— Start of Provided entries —
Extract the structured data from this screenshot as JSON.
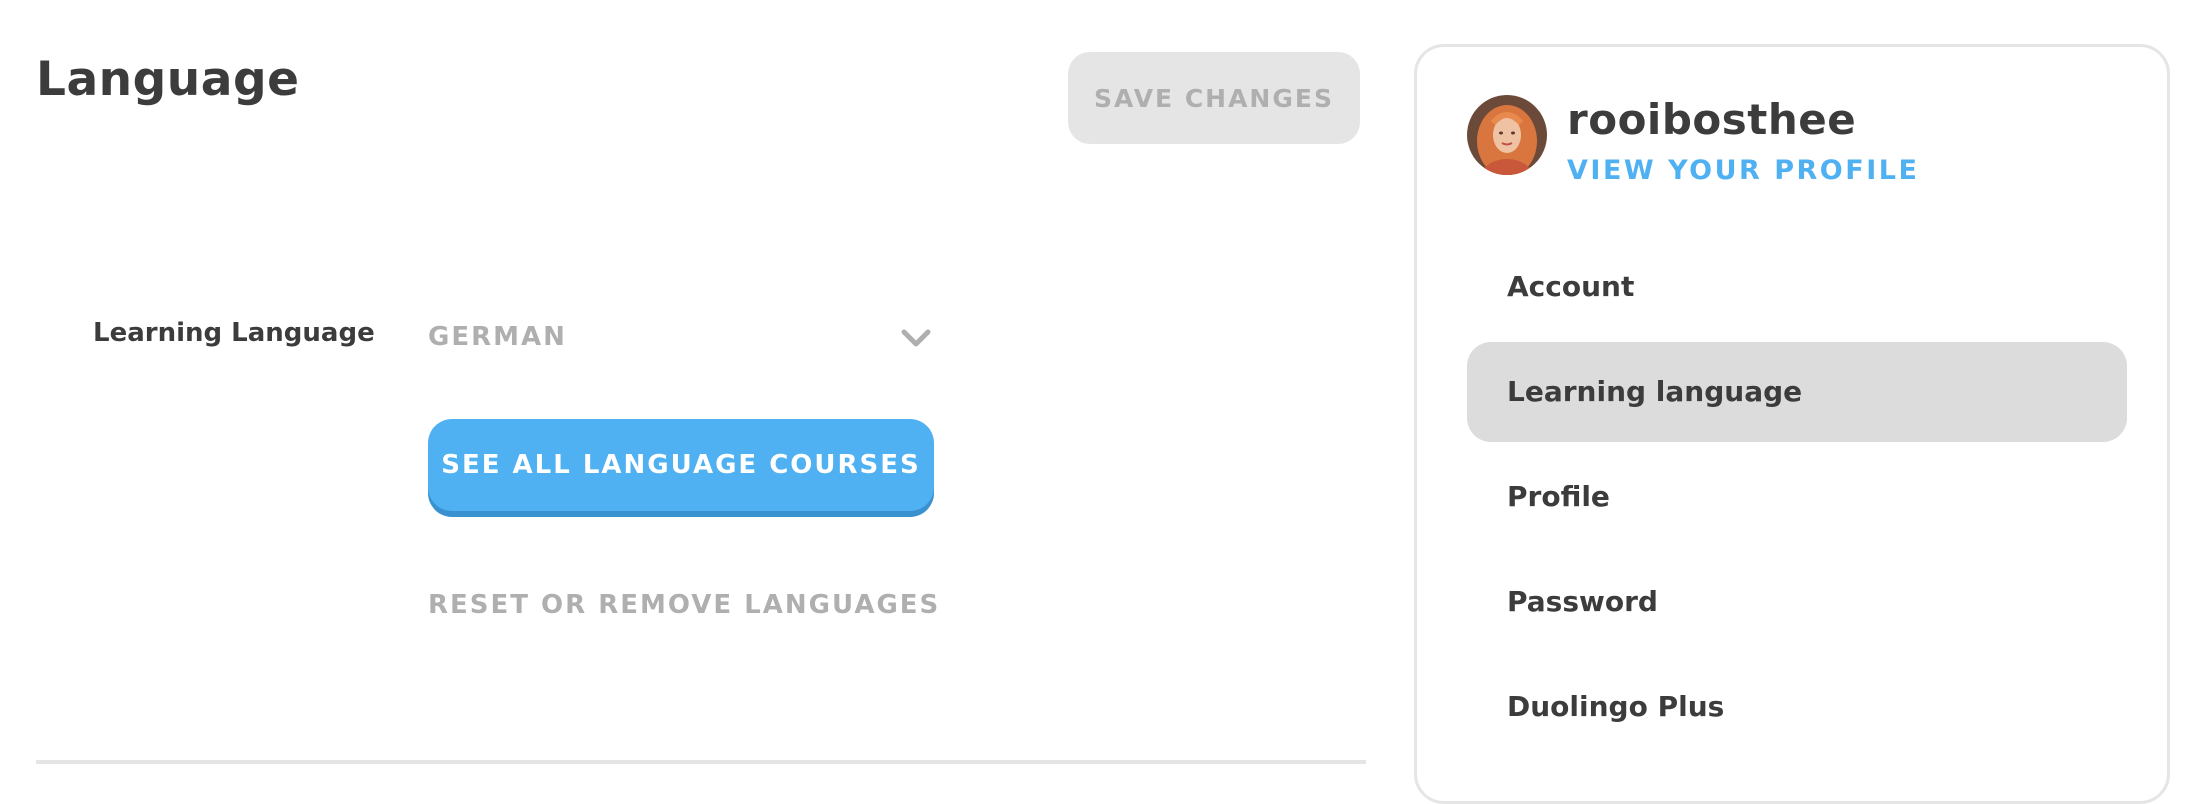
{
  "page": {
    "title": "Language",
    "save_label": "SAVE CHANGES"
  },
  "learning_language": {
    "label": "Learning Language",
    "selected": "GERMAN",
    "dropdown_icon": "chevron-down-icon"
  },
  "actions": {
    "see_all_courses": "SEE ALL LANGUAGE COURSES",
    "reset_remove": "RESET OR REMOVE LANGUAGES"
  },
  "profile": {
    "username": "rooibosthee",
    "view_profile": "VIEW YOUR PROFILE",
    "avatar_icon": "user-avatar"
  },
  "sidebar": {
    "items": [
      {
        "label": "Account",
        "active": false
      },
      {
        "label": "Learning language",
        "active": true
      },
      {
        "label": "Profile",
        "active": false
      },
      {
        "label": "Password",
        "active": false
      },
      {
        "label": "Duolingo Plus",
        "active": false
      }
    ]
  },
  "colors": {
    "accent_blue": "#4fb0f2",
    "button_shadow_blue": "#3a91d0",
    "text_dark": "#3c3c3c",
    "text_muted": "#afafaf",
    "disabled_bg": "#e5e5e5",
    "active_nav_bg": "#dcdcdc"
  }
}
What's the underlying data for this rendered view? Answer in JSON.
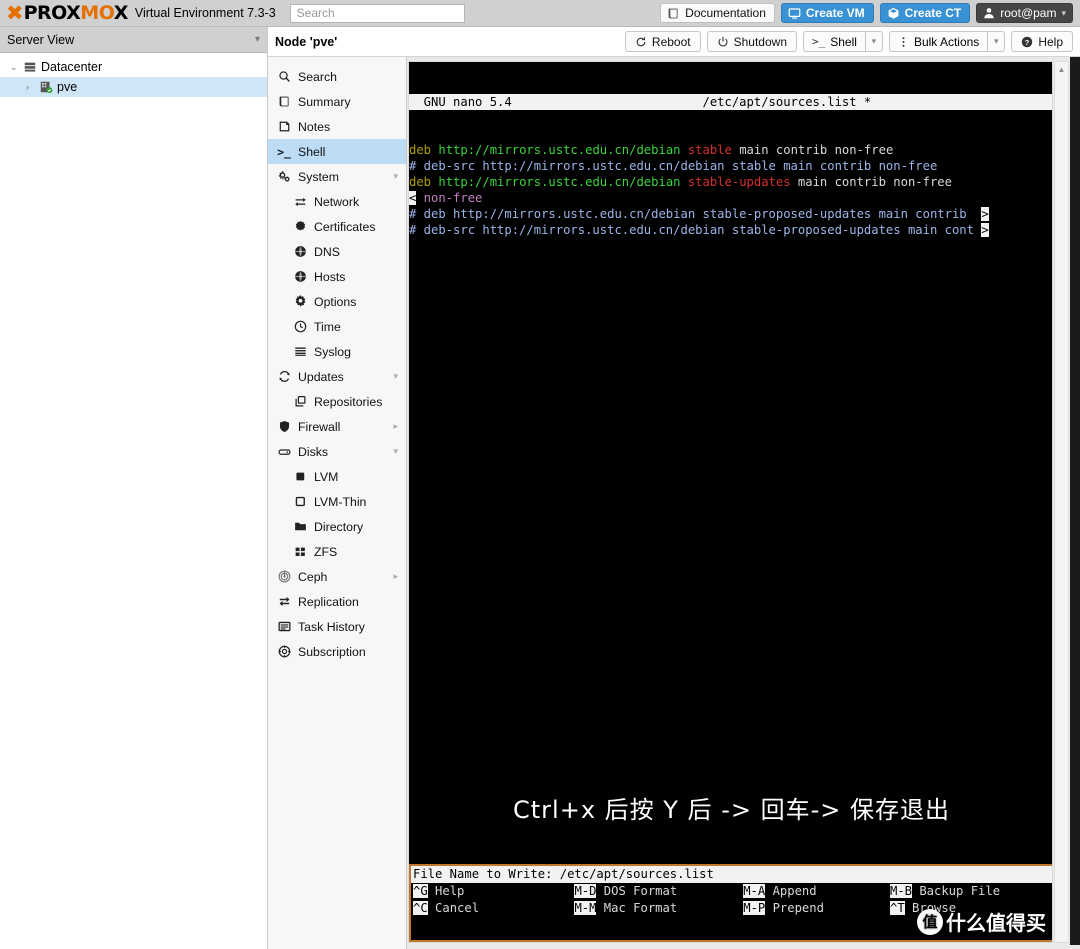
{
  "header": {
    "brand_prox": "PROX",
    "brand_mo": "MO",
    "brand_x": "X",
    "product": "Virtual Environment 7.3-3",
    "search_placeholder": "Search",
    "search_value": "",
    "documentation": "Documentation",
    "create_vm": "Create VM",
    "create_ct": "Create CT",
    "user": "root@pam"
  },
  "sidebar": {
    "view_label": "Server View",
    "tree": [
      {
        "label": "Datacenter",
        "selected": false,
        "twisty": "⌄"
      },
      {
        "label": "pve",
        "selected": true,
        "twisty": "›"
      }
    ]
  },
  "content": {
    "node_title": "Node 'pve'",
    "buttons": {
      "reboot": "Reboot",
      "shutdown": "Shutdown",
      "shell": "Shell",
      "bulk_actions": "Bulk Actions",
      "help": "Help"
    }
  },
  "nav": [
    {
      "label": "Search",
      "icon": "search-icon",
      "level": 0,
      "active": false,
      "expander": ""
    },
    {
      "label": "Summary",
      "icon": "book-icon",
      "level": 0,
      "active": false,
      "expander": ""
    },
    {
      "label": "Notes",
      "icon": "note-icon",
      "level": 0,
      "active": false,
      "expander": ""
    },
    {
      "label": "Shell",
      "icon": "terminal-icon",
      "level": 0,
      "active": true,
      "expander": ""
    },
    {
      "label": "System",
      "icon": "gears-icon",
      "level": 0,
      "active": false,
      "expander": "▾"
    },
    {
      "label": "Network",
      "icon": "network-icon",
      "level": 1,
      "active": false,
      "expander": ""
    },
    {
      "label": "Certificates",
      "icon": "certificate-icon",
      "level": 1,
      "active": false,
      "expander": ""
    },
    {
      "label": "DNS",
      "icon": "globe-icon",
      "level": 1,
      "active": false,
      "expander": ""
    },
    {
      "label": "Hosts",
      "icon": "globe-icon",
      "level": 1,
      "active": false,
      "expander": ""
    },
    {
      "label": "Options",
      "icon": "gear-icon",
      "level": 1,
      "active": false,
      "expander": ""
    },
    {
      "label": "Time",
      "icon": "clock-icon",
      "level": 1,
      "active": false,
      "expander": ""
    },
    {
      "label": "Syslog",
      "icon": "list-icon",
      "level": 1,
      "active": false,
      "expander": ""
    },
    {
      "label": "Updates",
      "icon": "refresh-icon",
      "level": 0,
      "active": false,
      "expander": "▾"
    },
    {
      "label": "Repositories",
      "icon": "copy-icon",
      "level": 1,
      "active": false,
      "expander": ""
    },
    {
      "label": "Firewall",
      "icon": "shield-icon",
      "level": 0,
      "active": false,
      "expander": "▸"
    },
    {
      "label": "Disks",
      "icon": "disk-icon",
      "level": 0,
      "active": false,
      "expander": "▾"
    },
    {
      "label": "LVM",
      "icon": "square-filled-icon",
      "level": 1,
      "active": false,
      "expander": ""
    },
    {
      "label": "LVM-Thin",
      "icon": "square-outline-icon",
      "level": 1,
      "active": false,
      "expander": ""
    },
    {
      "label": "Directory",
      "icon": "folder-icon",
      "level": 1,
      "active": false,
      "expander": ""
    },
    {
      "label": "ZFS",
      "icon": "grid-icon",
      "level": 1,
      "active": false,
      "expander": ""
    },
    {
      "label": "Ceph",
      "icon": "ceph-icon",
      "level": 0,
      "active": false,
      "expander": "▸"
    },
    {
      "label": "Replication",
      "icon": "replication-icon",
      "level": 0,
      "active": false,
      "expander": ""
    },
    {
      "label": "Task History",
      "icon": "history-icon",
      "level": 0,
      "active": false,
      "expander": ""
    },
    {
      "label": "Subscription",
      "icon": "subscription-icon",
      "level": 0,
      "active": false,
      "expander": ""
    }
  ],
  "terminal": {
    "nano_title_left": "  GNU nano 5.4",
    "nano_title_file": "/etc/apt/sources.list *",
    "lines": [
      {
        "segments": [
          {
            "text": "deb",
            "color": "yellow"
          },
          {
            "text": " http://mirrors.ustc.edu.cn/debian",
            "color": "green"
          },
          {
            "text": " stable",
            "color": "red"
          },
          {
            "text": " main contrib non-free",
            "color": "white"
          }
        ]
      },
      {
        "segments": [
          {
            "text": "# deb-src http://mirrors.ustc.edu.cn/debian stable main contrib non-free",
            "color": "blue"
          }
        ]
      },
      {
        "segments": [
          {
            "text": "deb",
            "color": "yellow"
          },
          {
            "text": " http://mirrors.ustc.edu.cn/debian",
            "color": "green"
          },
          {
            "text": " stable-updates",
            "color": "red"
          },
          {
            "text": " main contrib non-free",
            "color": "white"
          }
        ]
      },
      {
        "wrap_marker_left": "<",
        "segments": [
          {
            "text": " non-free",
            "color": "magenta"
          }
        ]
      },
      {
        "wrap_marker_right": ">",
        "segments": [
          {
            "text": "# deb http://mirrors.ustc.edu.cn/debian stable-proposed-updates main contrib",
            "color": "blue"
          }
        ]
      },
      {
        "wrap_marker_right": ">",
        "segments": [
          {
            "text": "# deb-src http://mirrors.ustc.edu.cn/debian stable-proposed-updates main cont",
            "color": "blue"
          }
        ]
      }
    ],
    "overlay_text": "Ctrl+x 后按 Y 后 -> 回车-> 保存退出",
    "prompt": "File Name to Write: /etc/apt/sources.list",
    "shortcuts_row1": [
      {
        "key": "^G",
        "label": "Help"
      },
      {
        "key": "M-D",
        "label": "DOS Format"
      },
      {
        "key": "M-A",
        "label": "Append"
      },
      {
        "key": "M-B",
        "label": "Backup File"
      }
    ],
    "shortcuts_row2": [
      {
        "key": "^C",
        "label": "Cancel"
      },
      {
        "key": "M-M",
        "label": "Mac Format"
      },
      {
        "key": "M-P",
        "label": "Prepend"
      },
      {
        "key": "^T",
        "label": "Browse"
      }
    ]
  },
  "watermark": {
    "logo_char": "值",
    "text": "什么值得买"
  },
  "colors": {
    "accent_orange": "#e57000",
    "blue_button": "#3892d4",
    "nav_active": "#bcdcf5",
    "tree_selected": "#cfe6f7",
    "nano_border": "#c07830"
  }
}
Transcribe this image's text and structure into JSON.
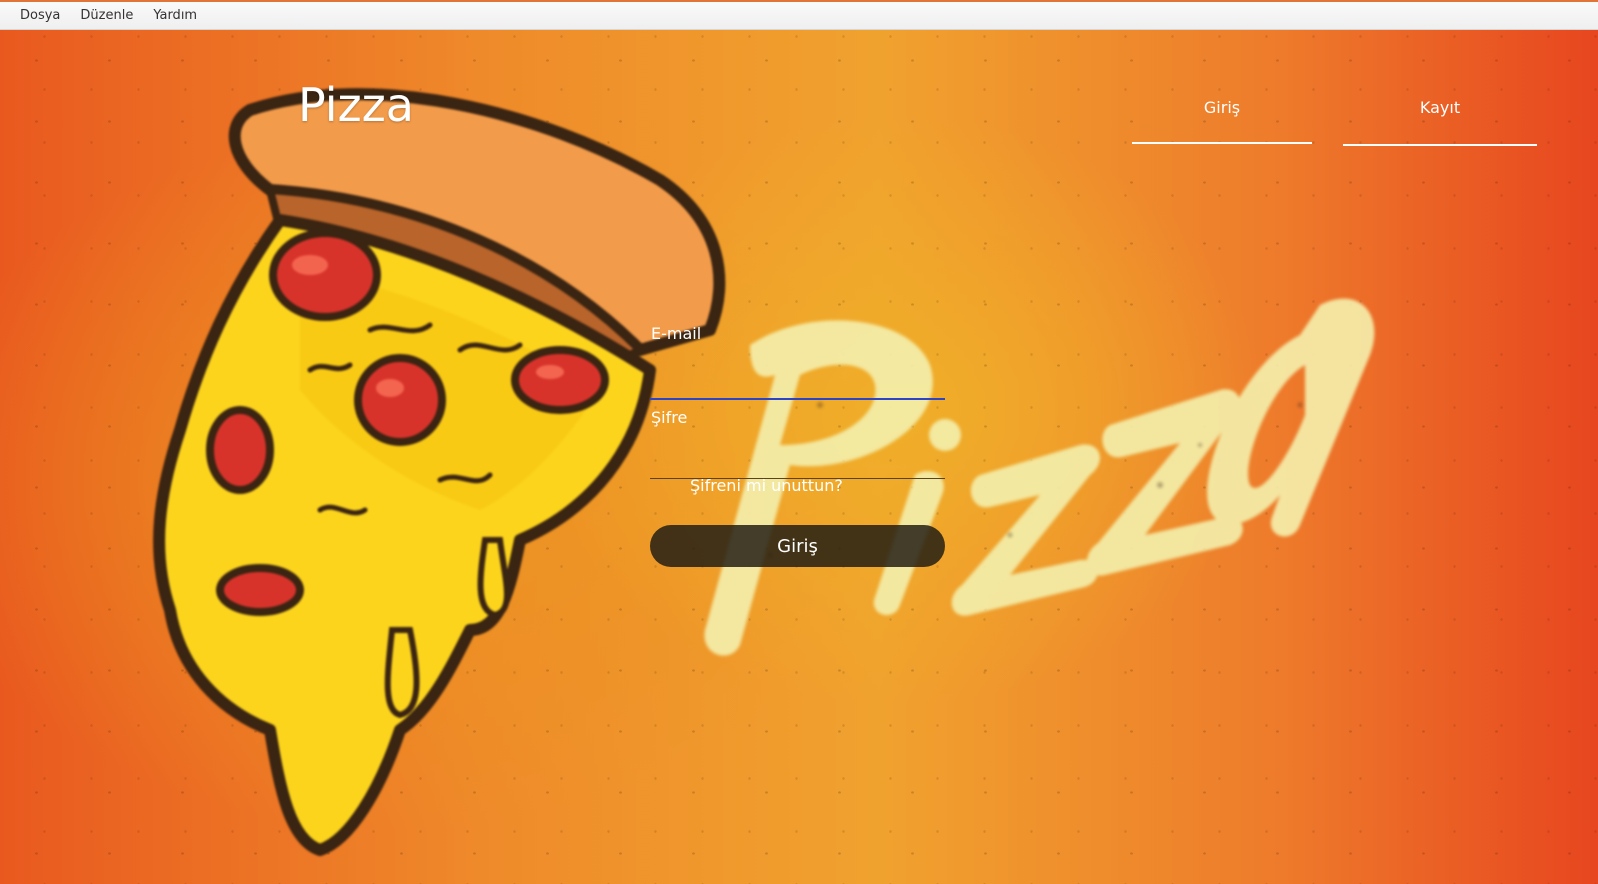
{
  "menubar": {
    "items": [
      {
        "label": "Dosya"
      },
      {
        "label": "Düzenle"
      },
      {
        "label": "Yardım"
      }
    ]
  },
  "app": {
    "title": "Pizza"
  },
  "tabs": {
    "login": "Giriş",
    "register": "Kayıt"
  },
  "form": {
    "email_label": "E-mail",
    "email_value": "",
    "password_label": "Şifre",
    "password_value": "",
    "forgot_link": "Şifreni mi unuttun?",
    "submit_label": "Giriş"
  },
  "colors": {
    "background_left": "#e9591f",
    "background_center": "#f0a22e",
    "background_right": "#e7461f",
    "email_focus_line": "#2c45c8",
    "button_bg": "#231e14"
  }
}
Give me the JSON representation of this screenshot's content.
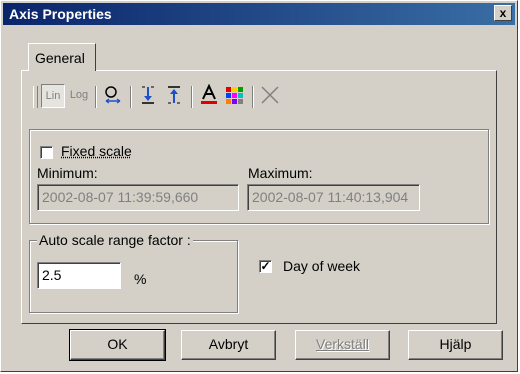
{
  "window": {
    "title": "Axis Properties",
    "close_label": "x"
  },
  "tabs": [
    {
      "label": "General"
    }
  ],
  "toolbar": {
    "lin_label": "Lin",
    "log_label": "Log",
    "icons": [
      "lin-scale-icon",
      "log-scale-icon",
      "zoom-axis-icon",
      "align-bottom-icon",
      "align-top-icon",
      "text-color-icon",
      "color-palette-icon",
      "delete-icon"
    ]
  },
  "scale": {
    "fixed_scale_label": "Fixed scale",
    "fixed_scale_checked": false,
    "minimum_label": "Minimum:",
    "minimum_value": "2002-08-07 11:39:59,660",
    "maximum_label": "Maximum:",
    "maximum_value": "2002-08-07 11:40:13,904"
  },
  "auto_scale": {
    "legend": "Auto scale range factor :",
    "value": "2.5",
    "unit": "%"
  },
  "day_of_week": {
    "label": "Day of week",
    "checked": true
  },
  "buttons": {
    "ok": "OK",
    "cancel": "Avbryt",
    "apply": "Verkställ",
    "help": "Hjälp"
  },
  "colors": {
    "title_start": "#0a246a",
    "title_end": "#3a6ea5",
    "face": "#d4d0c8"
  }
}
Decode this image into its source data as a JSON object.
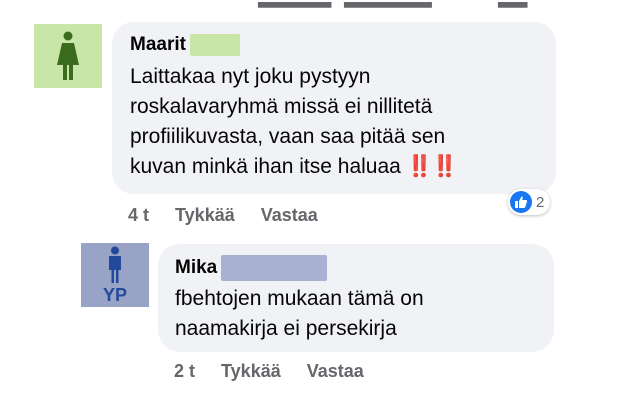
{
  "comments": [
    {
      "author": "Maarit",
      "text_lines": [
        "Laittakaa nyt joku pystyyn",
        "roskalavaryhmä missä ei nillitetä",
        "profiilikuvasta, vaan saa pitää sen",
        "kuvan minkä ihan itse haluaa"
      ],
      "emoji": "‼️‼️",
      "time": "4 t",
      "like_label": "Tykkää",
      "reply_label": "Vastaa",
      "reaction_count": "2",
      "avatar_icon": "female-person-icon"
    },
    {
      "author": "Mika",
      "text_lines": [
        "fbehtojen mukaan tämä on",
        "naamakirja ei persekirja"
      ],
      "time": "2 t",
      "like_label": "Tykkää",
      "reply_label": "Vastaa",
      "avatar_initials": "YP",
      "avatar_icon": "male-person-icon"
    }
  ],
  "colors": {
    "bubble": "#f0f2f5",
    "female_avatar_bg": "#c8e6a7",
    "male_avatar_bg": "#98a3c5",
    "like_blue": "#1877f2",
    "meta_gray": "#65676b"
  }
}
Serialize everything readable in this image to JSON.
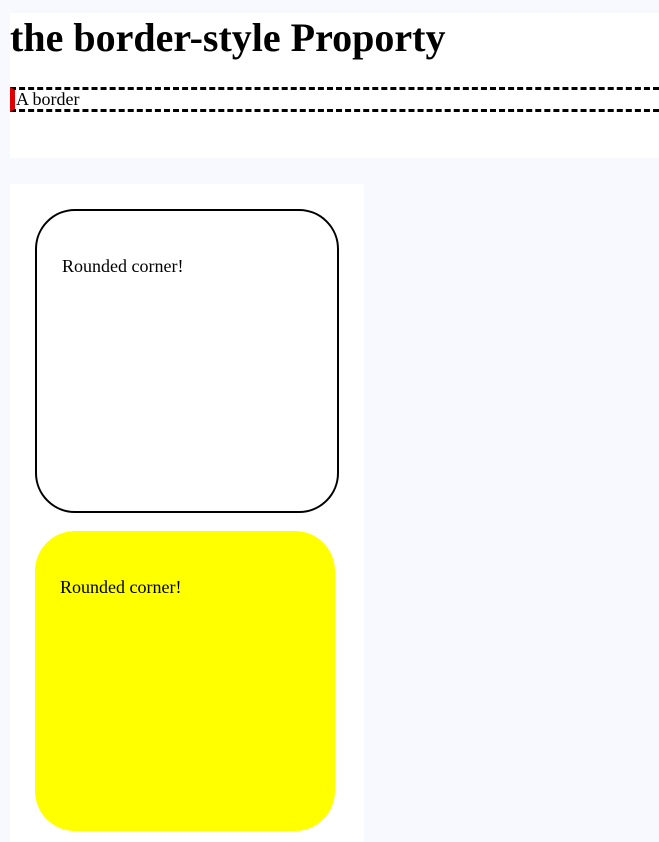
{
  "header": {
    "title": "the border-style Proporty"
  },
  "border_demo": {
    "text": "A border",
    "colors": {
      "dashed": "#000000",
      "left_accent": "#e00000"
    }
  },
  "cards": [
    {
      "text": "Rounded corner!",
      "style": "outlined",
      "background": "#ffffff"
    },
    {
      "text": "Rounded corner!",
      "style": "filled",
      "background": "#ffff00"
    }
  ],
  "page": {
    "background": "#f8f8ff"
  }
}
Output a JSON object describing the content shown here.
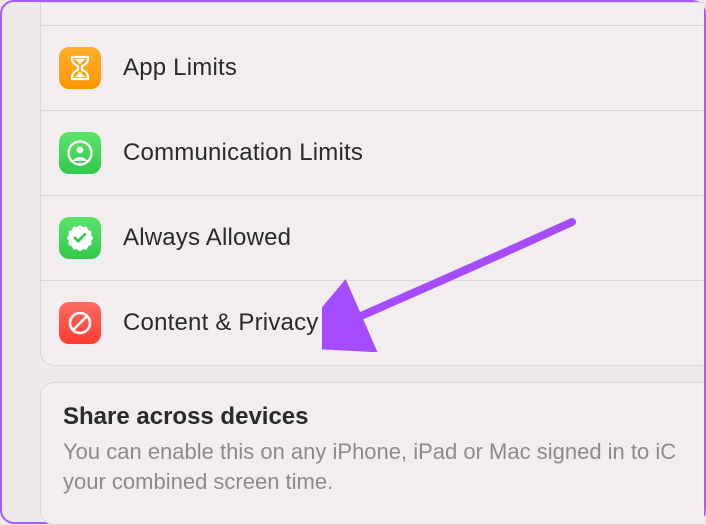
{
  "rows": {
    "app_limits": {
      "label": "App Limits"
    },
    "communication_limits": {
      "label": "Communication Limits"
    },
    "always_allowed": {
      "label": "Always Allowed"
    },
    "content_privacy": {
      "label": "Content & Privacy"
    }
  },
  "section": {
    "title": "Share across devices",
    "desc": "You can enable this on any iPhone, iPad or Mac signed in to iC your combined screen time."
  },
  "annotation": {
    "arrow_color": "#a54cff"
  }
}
— End of Provided entries —
Given exercise
Gather each line of the listing containing the word "filled" and show it.

Answer to this problem
      "icon": "square-filled-icon",
      "style": "filled",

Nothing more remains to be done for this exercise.